Short problem —
Every line that contains the word "Children" should be copied out.

Dataset entries

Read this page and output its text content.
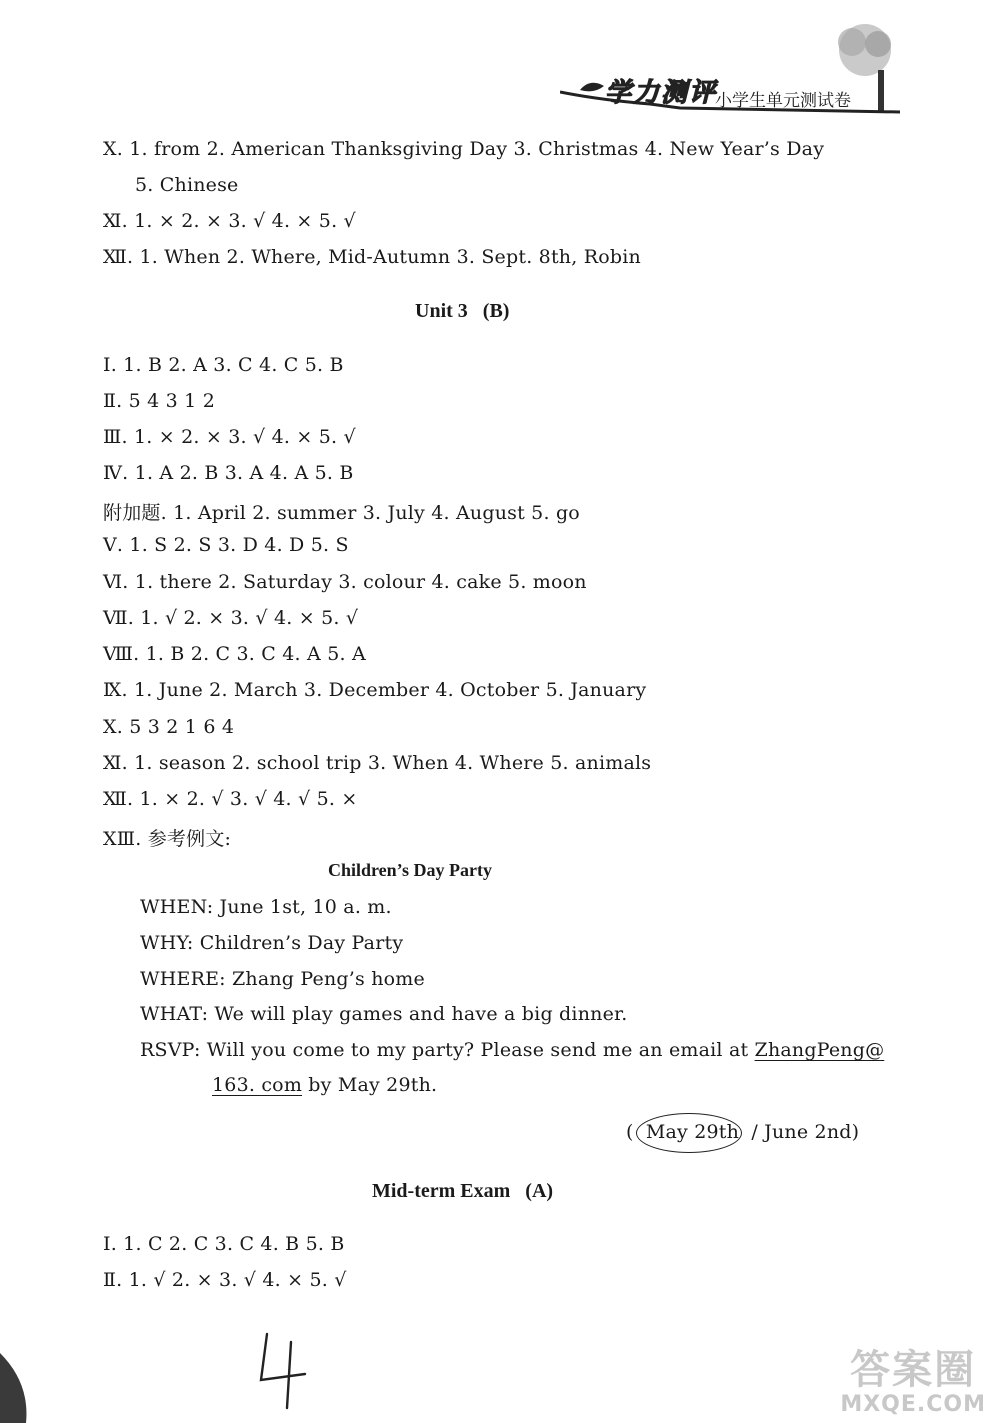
学力测评
小学生单元测试卷
Ⅹ. 1. from 2. American Thanksgiving Day 3. Christmas 4. New Year’s Day
5. Chinese
Ⅺ. 1. × 2. × 3. √ 4. × 5. √
Ⅻ. 1. When 2. Where, Mid-Autumn 3. Sept. 8th, Robin
Ⅰ. 1. B 2. A 3. C 4. C 5. B
Ⅱ. 5 4 3 1 2
Ⅲ. 1. × 2. × 3. √ 4. × 5. √
Ⅳ. 1. A 2. B 3. A 4. A 5. B
附加题. 1. April 2. summer 3. July 4. August 5. go
Ⅴ. 1. S 2. S 3. D 4. D 5. S
Ⅵ. 1. there 2. Saturday 3. colour 4. cake 5. moon
Ⅶ. 1. √ 2. × 3. √ 4. × 5. √
Ⅷ. 1. B 2. C 3. C 4. A 5. A
Ⅸ. 1. June 2. March 3. December 4. October 5. January
Ⅹ. 5 3 2 1 6 4
Ⅺ. 1. season 2. school trip 3. When 4. Where 5. animals
Ⅻ. 1. × 2. √ 3. √ 4. √ 5. ×
ⅩⅢ. 参考例文:
WHEN: June 1st, 10 a. m.
WHY: Children’s Day Party
WHERE: Zhang Peng’s home
WHAT: We will play games and have a big dinner.
Ⅰ. 1. C 2. C 3. C 4. B 5. B
Ⅱ. 1. √ 2. × 3. √ 4. × 5. √
Unit 3   (B)
Children’s Day Party
RSVP: Will you come to my party? Please send me an email at ZhangPeng@
163. com by May 29th.
( May 29th / June 2nd)
Mid-term Exam   (A)
答案圈
MXQE.COM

In response —
WHY: Children’s Day Party
Children’s Day Party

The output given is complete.